**Task directions**
Reproduce, unchanged, the rows from the start of the rows through the line containing "dashboard-emoji-icon [565, 101, 609, 145]", both ends included.

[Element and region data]

----

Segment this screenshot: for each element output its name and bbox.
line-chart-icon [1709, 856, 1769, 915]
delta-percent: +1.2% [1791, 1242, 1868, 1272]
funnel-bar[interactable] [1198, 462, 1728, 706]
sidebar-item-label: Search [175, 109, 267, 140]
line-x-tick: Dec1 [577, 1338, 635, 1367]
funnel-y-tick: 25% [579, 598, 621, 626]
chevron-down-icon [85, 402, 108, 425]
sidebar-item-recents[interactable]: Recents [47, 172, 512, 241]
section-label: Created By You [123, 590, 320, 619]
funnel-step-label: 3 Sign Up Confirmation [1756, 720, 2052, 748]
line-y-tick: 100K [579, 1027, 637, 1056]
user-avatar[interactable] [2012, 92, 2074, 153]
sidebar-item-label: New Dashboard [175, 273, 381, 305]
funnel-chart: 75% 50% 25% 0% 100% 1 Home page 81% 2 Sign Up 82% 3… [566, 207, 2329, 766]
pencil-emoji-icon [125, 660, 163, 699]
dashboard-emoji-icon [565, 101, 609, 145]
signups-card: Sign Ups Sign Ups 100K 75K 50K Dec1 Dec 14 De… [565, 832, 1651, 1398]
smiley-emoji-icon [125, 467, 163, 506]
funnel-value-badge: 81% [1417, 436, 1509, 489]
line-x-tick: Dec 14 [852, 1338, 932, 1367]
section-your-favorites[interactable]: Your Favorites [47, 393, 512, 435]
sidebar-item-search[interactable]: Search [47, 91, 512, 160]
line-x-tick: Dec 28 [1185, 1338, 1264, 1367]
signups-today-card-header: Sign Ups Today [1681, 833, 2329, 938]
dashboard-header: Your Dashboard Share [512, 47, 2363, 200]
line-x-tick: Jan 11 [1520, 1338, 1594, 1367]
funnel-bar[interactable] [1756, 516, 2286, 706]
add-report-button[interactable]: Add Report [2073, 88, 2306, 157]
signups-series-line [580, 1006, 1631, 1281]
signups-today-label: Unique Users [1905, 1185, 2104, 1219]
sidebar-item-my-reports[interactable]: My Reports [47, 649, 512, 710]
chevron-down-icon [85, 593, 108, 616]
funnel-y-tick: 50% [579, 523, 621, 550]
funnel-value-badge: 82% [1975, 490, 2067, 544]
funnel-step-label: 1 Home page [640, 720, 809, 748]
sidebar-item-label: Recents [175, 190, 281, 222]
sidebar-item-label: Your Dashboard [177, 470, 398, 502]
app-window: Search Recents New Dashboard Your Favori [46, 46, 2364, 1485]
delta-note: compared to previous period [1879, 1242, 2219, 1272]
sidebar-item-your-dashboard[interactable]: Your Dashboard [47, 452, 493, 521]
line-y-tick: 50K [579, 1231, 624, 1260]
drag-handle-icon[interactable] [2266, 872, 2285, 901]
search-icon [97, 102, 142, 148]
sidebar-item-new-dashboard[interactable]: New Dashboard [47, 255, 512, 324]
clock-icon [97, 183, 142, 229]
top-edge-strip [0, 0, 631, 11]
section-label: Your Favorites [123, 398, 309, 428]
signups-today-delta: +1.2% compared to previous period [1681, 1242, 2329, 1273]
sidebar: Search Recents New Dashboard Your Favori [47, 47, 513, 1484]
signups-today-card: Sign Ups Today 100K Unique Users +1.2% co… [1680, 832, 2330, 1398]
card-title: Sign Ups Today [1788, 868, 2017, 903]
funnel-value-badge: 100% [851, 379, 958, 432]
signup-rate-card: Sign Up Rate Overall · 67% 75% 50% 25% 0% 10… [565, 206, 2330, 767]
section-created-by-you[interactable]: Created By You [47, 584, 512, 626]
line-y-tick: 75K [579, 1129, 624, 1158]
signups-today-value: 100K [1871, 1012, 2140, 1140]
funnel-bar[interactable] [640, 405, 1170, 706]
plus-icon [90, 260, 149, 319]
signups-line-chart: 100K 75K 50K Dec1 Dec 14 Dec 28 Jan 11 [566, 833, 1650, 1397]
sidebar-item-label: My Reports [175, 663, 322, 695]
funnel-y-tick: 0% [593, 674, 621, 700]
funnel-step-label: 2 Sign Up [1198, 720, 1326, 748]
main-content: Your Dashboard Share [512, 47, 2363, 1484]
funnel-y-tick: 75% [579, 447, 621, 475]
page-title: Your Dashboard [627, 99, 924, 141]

----

**The result**
Segment this screenshot: for each element output its name and bbox.
line-chart-icon [1709, 856, 1769, 915]
delta-percent: +1.2% [1791, 1242, 1868, 1272]
funnel-bar[interactable] [1198, 462, 1728, 706]
sidebar-item-label: Search [175, 109, 267, 140]
line-x-tick: Dec1 [577, 1338, 635, 1367]
funnel-y-tick: 25% [579, 598, 621, 626]
chevron-down-icon [85, 402, 108, 425]
sidebar-item-recents[interactable]: Recents [47, 172, 512, 241]
section-label: Created By You [123, 590, 320, 619]
funnel-step-label: 3 Sign Up Confirmation [1756, 720, 2052, 748]
line-y-tick: 100K [579, 1027, 637, 1056]
user-avatar[interactable] [2012, 92, 2074, 153]
sidebar-item-label: New Dashboard [175, 273, 381, 305]
funnel-chart: 75% 50% 25% 0% 100% 1 Home page 81% 2 Sign Up 82% 3… [566, 207, 2329, 766]
pencil-emoji-icon [125, 660, 163, 699]
dashboard-emoji-icon [565, 101, 609, 145]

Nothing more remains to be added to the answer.